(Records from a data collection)

---

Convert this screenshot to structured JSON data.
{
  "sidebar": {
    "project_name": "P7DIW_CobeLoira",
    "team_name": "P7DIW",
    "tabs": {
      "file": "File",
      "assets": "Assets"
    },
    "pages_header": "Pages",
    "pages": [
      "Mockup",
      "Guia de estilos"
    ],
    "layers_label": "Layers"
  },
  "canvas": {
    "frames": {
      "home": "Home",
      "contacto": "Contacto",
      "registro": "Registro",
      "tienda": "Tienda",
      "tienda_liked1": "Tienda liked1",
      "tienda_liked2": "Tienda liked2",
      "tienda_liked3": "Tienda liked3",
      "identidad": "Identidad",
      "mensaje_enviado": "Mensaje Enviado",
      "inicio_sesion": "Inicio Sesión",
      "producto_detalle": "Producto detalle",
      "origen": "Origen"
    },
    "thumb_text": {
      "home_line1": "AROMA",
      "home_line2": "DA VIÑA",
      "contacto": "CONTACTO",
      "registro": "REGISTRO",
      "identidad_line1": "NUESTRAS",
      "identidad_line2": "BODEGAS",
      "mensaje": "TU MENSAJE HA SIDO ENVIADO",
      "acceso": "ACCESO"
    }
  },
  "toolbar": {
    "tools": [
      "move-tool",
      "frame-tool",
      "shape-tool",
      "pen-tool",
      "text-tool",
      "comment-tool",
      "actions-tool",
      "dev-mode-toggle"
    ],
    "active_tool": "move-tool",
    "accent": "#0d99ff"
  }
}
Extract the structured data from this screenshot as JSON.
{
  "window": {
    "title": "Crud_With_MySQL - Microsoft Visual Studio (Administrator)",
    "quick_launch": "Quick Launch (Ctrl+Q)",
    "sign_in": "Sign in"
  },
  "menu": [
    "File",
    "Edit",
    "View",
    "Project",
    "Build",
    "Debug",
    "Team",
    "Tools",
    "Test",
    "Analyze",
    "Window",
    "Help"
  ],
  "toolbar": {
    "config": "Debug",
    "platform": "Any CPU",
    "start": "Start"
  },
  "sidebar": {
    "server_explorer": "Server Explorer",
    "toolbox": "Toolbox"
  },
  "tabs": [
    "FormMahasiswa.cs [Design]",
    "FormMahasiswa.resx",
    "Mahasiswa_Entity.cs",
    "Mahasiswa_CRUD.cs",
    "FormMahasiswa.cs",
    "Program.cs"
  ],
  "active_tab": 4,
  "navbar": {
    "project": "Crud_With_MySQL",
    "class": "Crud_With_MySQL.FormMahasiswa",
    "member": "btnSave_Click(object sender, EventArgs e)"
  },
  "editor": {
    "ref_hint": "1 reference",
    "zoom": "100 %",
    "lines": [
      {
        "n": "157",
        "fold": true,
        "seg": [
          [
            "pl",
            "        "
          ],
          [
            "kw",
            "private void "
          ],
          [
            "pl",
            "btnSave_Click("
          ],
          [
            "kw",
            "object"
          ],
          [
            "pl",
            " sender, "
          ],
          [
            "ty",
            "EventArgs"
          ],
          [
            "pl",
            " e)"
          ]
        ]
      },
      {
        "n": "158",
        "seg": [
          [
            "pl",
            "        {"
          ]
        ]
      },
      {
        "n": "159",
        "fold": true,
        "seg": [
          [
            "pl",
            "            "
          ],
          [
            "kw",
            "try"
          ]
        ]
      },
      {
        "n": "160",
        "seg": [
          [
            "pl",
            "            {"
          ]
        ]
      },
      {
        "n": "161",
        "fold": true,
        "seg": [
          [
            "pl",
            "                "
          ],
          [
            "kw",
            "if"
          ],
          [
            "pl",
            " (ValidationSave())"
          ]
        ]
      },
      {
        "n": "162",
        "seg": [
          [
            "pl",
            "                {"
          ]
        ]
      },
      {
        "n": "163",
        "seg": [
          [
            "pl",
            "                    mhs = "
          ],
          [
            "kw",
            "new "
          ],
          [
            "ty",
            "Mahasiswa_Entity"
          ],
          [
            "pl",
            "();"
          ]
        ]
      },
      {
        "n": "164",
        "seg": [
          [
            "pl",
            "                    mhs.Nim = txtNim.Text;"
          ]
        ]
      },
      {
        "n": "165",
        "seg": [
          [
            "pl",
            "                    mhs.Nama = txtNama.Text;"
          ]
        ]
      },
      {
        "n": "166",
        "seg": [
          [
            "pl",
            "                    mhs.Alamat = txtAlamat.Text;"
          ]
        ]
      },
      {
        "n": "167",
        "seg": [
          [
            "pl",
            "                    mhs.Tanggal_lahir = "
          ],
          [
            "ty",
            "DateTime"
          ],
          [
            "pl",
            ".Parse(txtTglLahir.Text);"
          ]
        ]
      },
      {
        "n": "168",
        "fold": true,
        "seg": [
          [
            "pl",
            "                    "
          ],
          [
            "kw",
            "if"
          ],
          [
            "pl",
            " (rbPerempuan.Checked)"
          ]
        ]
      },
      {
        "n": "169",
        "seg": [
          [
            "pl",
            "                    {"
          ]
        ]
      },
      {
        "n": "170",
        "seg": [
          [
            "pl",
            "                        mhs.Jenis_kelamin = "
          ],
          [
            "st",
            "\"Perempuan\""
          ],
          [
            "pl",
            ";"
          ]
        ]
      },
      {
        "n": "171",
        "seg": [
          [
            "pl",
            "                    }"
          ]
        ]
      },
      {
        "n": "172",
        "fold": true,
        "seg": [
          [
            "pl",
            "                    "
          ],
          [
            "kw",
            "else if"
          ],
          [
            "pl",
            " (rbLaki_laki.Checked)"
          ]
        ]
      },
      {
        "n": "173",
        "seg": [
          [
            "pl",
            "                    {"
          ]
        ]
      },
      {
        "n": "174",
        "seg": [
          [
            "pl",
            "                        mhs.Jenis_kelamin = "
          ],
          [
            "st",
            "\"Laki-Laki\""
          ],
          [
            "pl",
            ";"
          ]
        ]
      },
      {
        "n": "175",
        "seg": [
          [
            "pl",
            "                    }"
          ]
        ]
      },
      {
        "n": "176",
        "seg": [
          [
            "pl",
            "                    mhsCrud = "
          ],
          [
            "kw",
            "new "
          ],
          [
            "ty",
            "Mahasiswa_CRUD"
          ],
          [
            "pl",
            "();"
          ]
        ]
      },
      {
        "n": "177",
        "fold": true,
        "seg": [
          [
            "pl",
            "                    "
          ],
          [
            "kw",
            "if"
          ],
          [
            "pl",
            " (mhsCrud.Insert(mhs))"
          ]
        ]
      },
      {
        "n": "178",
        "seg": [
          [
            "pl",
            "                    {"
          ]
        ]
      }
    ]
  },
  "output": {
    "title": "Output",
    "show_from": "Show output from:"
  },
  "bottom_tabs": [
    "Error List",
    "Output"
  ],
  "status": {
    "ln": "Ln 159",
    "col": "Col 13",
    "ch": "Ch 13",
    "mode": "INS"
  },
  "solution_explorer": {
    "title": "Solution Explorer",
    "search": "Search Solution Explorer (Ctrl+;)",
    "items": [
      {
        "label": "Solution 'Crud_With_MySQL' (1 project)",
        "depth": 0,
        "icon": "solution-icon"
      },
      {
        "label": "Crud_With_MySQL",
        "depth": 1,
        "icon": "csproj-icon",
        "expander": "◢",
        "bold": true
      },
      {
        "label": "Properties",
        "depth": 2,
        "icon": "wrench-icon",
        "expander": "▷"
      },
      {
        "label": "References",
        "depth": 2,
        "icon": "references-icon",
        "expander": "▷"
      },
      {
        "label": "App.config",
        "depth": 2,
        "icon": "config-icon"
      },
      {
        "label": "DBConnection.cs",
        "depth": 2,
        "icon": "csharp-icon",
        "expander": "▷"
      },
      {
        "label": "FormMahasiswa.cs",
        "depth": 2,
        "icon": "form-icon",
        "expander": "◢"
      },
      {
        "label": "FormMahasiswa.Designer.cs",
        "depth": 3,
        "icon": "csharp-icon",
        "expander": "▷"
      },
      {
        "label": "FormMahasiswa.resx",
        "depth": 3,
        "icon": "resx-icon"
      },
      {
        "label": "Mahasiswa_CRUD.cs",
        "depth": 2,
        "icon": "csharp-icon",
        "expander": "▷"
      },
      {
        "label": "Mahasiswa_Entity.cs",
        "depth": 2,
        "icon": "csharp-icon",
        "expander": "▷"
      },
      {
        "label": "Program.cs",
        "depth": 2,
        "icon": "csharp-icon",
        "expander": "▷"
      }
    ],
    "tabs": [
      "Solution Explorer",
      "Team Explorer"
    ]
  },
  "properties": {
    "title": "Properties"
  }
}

---

● **Exercise**: Lines holding the word "contacto" in the entries above are the ones to pull out. Copy them all.

● **Answer for the task**:
      "contacto": "Contacto",
      "contacto": "CONTACTO",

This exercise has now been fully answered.